** Task details **
Rewrite the records below with "histogram-bar" swapped for "bar" everywhere it occurs, leaving everything else unchanged.

** Raw data **
=-=-=-=-=

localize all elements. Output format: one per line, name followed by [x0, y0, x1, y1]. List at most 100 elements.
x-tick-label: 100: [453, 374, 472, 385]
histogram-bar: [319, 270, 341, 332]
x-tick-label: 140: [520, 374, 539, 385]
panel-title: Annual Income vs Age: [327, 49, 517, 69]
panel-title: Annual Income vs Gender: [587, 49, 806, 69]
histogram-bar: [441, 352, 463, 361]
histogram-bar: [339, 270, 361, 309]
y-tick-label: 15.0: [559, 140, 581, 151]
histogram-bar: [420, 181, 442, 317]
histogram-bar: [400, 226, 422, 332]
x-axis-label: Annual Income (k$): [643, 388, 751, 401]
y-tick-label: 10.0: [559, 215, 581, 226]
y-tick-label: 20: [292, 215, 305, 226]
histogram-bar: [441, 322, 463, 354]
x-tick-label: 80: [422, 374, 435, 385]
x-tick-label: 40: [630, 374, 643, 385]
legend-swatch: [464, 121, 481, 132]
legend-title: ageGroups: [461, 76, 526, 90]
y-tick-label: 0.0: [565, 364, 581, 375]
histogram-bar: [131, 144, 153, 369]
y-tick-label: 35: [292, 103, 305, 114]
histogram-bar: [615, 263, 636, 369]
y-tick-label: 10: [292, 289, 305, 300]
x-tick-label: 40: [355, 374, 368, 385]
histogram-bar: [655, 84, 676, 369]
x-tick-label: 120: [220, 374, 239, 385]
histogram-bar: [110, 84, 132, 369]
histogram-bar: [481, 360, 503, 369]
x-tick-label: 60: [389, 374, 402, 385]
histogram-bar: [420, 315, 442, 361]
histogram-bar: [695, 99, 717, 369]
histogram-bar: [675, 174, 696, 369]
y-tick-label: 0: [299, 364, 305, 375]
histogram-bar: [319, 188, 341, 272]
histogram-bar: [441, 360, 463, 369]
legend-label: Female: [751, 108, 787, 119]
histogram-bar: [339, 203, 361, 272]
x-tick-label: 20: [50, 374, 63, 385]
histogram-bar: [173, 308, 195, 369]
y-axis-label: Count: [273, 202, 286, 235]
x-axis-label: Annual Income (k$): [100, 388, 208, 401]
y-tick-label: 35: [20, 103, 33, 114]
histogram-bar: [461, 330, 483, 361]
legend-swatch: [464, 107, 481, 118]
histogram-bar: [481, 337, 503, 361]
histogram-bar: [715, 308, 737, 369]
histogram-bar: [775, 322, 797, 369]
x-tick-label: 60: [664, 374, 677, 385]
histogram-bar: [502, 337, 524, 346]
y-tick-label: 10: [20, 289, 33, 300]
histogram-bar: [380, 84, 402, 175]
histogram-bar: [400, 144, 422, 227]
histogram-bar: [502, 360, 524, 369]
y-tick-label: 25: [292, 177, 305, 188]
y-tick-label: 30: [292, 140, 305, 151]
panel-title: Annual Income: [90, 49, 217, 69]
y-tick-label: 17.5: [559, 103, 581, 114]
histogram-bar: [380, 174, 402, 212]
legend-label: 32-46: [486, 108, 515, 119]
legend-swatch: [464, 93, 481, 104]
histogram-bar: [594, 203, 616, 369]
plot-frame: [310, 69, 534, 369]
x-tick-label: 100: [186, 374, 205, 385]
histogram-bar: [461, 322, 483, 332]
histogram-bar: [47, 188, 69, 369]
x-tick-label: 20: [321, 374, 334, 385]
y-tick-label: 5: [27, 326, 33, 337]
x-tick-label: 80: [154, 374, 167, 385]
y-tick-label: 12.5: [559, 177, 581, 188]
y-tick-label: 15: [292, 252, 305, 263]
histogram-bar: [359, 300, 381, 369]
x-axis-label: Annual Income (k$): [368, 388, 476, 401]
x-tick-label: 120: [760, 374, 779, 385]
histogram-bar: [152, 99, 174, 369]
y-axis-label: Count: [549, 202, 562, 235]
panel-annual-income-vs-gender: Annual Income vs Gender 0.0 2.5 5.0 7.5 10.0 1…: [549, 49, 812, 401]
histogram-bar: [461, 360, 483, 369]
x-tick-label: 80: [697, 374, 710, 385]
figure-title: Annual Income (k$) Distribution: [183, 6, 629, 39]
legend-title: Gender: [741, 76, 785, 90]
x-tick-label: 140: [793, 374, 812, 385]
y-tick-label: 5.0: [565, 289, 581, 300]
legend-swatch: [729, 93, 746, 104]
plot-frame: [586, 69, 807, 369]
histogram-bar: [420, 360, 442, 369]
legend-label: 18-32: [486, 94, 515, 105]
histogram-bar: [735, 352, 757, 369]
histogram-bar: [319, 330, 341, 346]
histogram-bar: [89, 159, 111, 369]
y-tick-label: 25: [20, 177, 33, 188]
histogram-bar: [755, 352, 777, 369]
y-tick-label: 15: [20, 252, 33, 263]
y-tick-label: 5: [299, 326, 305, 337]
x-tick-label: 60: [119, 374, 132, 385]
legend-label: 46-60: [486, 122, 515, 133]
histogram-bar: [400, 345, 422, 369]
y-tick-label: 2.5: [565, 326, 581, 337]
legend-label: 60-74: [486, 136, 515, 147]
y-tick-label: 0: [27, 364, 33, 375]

=-=-=-=-=

** In response **
localize all elements. Output format: one per line, name followed by [x0, y0, x1, y1]. List at most 100 elements.
x-tick-label: 100: [453, 374, 472, 385]
bar: [319, 270, 341, 332]
x-tick-label: 140: [520, 374, 539, 385]
panel-title: Annual Income vs Age: [327, 49, 517, 69]
panel-title: Annual Income vs Gender: [587, 49, 806, 69]
bar: [441, 352, 463, 361]
bar: [339, 270, 361, 309]
y-tick-label: 15.0: [559, 140, 581, 151]
bar: [420, 181, 442, 317]
bar: [400, 226, 422, 332]
x-axis-label: Annual Income (k$): [643, 388, 751, 401]
y-tick-label: 10.0: [559, 215, 581, 226]
y-tick-label: 20: [292, 215, 305, 226]
bar: [441, 322, 463, 354]
x-tick-label: 80: [422, 374, 435, 385]
x-tick-label: 40: [630, 374, 643, 385]
legend-swatch: [464, 121, 481, 132]
legend-title: ageGroups: [461, 76, 526, 90]
y-tick-label: 0.0: [565, 364, 581, 375]
bar: [131, 144, 153, 369]
y-tick-label: 35: [292, 103, 305, 114]
bar: [615, 263, 636, 369]
y-tick-label: 10: [292, 289, 305, 300]
x-tick-label: 40: [355, 374, 368, 385]
bar: [655, 84, 676, 369]
x-tick-label: 120: [220, 374, 239, 385]
bar: [110, 84, 132, 369]
bar: [481, 360, 503, 369]
x-tick-label: 60: [389, 374, 402, 385]
bar: [420, 315, 442, 361]
bar: [695, 99, 717, 369]
bar: [675, 174, 696, 369]
y-tick-label: 0: [299, 364, 305, 375]
bar: [319, 188, 341, 272]
bar: [441, 360, 463, 369]
legend-label: Female: [751, 108, 787, 119]
bar: [339, 203, 361, 272]
x-tick-label: 20: [50, 374, 63, 385]
bar: [173, 308, 195, 369]
y-axis-label: Count: [273, 202, 286, 235]
x-axis-label: Annual Income (k$): [100, 388, 208, 401]
y-tick-label: 35: [20, 103, 33, 114]
bar: [461, 330, 483, 361]
legend-swatch: [464, 107, 481, 118]
bar: [481, 337, 503, 361]
bar: [715, 308, 737, 369]
bar: [775, 322, 797, 369]
x-tick-label: 60: [664, 374, 677, 385]
bar: [502, 337, 524, 346]
y-tick-label: 10: [20, 289, 33, 300]
bar: [380, 84, 402, 175]
bar: [400, 144, 422, 227]
bar: [502, 360, 524, 369]
y-tick-label: 25: [292, 177, 305, 188]
y-tick-label: 30: [292, 140, 305, 151]
panel-title: Annual Income: [90, 49, 217, 69]
y-tick-label: 17.5: [559, 103, 581, 114]
bar: [380, 174, 402, 212]
legend-label: 32-46: [486, 108, 515, 119]
legend-swatch: [464, 93, 481, 104]
bar: [594, 203, 616, 369]
plot-frame: [310, 69, 534, 369]
x-tick-label: 100: [186, 374, 205, 385]
bar: [461, 322, 483, 332]
bar: [47, 188, 69, 369]
x-tick-label: 20: [321, 374, 334, 385]
y-tick-label: 5: [27, 326, 33, 337]
x-tick-label: 80: [154, 374, 167, 385]
y-tick-label: 12.5: [559, 177, 581, 188]
y-tick-label: 15: [292, 252, 305, 263]
bar: [359, 300, 381, 369]
x-axis-label: Annual Income (k$): [368, 388, 476, 401]
x-tick-label: 120: [760, 374, 779, 385]
bar: [152, 99, 174, 369]
y-axis-label: Count: [549, 202, 562, 235]
panel-annual-income-vs-gender: Annual Income vs Gender 0.0 2.5 5.0 7.5 10.0 1…: [549, 49, 812, 401]
bar: [461, 360, 483, 369]
x-tick-label: 80: [697, 374, 710, 385]
figure-title: Annual Income (k$) Distribution: [183, 6, 629, 39]
legend-title: Gender: [741, 76, 785, 90]
x-tick-label: 140: [793, 374, 812, 385]
y-tick-label: 5.0: [565, 289, 581, 300]
legend-swatch: [729, 93, 746, 104]
plot-frame: [586, 69, 807, 369]
bar: [420, 360, 442, 369]
legend-label: 18-32: [486, 94, 515, 105]
bar: [735, 352, 757, 369]
bar: [319, 330, 341, 346]
bar: [89, 159, 111, 369]
y-tick-label: 25: [20, 177, 33, 188]
bar: [755, 352, 777, 369]
y-tick-label: 15: [20, 252, 33, 263]
y-tick-label: 5: [299, 326, 305, 337]
x-tick-label: 60: [119, 374, 132, 385]
legend-label: 46-60: [486, 122, 515, 133]
bar: [400, 345, 422, 369]
y-tick-label: 2.5: [565, 326, 581, 337]
legend-label: 60-74: [486, 136, 515, 147]
y-tick-label: 0: [27, 364, 33, 375]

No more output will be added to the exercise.